▸ **AIM**
Reproduce the material exactly, omitting nothing.

▸ **DATA FOR THIS TASK**
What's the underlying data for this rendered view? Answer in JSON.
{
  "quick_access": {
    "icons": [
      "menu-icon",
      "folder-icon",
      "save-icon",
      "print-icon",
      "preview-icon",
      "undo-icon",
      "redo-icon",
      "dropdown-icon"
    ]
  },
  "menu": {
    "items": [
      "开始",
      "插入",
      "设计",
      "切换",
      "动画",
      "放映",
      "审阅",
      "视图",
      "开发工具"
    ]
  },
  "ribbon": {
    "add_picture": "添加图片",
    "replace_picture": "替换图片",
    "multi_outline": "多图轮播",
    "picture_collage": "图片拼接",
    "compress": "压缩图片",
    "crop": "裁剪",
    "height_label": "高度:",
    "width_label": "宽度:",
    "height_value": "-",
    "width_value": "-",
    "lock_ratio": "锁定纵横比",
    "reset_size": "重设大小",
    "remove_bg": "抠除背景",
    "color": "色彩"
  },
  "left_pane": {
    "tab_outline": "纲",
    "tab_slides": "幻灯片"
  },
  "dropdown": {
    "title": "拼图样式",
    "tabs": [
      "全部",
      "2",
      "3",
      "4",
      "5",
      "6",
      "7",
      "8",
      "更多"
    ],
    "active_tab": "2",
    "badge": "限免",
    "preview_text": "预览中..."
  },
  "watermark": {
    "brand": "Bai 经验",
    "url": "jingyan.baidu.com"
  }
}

▸ **OUTPUT**
What's the underlying data for this rendered view? Answer in JSON.
{
  "quick_access": {
    "icons": [
      "menu-icon",
      "folder-icon",
      "save-icon",
      "print-icon",
      "preview-icon",
      "undo-icon",
      "redo-icon",
      "dropdown-icon"
    ]
  },
  "menu": {
    "items": [
      "开始",
      "插入",
      "设计",
      "切换",
      "动画",
      "放映",
      "审阅",
      "视图",
      "开发工具"
    ]
  },
  "ribbon": {
    "add_picture": "添加图片",
    "replace_picture": "替换图片",
    "multi_outline": "多图轮播",
    "picture_collage": "图片拼接",
    "compress": "压缩图片",
    "crop": "裁剪",
    "height_label": "高度:",
    "width_label": "宽度:",
    "height_value": "-",
    "width_value": "-",
    "lock_ratio": "锁定纵横比",
    "reset_size": "重设大小",
    "remove_bg": "抠除背景",
    "color": "色彩"
  },
  "left_pane": {
    "tab_outline": "纲",
    "tab_slides": "幻灯片"
  },
  "dropdown": {
    "title": "拼图样式",
    "tabs": [
      "全部",
      "2",
      "3",
      "4",
      "5",
      "6",
      "7",
      "8",
      "更多"
    ],
    "active_tab": "2",
    "badge": "限免",
    "preview_text": "预览中..."
  },
  "watermark": {
    "brand": "Bai 经验",
    "url": "jingyan.baidu.com"
  }
}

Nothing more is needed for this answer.